** EXERCISE BRIEF **
If a line in the entries below contains "aliento", copy it.

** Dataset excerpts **
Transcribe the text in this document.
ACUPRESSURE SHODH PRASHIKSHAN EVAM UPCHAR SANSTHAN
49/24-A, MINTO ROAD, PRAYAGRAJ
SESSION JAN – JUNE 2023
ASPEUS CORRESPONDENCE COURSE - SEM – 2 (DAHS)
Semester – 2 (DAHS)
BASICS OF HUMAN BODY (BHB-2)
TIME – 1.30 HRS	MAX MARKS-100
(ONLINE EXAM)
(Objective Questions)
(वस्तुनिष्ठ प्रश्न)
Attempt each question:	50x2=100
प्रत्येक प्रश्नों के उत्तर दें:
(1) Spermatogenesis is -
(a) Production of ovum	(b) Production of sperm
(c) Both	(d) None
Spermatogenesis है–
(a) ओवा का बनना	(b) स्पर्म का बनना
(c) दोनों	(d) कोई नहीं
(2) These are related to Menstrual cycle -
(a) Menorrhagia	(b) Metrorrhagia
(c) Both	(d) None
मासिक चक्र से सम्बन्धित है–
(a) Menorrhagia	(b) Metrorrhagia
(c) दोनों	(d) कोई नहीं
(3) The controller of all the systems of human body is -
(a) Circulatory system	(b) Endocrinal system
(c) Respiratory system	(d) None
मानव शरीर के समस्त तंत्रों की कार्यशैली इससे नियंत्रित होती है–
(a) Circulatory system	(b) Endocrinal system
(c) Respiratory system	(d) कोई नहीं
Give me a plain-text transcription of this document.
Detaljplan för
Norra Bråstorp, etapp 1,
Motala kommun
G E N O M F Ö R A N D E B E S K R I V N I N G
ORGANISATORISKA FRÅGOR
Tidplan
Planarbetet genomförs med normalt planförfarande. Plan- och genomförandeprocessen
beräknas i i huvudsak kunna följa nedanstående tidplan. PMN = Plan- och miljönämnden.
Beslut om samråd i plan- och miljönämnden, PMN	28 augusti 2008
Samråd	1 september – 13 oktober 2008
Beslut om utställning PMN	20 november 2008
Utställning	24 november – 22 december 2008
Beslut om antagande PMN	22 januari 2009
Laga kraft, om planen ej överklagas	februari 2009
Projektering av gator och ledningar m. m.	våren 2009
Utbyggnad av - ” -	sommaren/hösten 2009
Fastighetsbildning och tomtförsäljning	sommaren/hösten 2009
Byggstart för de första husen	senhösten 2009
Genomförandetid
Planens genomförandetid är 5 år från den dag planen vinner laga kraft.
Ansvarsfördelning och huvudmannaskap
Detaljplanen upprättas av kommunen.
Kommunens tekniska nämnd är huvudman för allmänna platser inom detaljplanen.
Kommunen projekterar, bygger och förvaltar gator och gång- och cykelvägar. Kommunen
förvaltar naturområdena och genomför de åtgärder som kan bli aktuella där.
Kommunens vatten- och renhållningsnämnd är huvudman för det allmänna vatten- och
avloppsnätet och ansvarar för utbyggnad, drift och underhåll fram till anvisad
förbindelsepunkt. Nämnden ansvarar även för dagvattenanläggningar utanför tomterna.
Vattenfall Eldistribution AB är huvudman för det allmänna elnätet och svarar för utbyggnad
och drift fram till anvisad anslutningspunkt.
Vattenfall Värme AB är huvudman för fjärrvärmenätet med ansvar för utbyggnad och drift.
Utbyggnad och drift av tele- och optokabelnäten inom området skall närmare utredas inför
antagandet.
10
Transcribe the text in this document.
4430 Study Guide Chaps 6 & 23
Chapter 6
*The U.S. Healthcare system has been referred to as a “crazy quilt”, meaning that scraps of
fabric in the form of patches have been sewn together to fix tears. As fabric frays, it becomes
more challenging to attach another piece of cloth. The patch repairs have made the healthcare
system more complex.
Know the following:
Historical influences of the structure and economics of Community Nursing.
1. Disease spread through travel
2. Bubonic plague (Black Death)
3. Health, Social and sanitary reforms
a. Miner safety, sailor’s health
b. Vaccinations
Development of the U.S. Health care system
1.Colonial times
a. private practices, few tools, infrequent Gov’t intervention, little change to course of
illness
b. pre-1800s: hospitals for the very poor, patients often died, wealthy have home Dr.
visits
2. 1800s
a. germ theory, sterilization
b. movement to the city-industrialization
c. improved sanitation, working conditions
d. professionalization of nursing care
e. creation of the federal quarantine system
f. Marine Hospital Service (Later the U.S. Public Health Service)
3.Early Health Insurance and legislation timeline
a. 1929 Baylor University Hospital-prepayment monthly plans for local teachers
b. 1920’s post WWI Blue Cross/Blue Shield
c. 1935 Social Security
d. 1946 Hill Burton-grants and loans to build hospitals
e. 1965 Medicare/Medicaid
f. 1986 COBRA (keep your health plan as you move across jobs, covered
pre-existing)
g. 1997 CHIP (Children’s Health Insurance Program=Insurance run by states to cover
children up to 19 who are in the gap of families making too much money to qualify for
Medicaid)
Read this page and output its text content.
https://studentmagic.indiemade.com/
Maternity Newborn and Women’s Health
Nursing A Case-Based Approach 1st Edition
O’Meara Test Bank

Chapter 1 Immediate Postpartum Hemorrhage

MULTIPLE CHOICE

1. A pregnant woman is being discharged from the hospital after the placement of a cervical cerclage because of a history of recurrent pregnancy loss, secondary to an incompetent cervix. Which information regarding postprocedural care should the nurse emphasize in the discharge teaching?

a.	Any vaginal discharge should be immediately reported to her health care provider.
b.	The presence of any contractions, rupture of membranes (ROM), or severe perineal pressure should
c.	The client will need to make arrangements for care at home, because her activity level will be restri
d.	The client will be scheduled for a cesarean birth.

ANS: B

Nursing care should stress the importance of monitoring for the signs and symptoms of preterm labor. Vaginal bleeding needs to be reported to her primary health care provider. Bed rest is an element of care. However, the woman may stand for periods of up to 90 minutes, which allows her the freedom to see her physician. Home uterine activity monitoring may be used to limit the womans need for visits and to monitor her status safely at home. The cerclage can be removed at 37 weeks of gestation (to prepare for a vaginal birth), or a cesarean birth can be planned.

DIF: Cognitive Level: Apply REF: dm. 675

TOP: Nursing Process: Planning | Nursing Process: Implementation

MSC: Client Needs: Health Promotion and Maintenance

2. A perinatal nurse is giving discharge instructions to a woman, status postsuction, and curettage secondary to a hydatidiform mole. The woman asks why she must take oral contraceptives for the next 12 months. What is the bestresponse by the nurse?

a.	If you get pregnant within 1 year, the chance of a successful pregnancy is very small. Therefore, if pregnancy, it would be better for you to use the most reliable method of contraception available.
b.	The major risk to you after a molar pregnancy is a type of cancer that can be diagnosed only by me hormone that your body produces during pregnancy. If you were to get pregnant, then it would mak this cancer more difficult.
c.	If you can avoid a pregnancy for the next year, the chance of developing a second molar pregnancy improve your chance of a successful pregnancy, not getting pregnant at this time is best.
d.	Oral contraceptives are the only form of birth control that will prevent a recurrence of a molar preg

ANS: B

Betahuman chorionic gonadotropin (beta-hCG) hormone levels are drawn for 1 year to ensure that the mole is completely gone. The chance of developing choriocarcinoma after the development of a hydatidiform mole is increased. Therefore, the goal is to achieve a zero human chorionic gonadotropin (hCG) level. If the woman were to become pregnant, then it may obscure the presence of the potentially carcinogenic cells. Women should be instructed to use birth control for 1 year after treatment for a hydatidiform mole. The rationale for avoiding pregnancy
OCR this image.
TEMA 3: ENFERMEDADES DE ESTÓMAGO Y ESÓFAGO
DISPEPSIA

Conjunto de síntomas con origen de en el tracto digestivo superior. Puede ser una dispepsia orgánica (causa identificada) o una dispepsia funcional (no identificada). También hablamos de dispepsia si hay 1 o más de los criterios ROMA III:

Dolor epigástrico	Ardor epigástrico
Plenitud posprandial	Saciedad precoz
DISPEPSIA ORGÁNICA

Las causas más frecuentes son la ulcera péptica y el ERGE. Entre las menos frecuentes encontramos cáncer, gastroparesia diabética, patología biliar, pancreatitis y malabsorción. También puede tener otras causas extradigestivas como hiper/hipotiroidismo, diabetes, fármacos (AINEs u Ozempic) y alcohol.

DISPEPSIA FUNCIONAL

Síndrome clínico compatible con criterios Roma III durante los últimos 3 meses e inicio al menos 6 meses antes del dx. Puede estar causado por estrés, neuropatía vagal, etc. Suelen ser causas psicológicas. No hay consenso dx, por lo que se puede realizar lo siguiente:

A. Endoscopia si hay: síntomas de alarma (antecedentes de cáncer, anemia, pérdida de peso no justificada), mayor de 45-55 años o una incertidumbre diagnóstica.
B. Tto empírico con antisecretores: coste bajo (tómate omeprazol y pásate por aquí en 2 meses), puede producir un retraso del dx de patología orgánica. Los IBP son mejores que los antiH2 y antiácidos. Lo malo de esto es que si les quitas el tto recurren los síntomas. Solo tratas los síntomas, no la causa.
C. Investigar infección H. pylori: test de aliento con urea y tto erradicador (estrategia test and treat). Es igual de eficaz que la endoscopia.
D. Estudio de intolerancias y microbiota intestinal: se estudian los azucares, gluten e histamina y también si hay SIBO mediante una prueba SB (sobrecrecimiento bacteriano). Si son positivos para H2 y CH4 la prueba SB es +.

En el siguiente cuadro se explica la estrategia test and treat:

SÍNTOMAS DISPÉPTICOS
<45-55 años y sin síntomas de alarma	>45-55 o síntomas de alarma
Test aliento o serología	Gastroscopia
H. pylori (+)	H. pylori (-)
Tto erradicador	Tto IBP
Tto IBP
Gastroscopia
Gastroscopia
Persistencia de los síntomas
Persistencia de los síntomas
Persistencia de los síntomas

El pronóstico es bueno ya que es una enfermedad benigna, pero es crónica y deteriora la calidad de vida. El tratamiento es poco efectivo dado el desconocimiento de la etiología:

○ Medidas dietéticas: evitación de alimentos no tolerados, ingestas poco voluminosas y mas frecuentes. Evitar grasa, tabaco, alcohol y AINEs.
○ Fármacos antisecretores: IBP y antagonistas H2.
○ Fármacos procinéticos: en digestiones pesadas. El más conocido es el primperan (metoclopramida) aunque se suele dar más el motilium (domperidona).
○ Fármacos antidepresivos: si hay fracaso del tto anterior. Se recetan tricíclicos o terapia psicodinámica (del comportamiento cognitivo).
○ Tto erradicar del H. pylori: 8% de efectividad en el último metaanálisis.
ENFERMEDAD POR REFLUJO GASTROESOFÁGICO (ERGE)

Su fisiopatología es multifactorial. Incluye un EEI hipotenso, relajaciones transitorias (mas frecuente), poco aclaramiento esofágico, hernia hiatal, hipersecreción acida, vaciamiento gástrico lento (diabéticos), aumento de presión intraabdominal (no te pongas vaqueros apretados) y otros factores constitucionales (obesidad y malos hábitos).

** REPLY TO THE TASK **
C. Investigar infección H. pylori: test de aliento con urea y tto erradicador (estrategia test and treat). Es igual de eficaz que la endoscopia.
Test aliento o serología	Gastroscopia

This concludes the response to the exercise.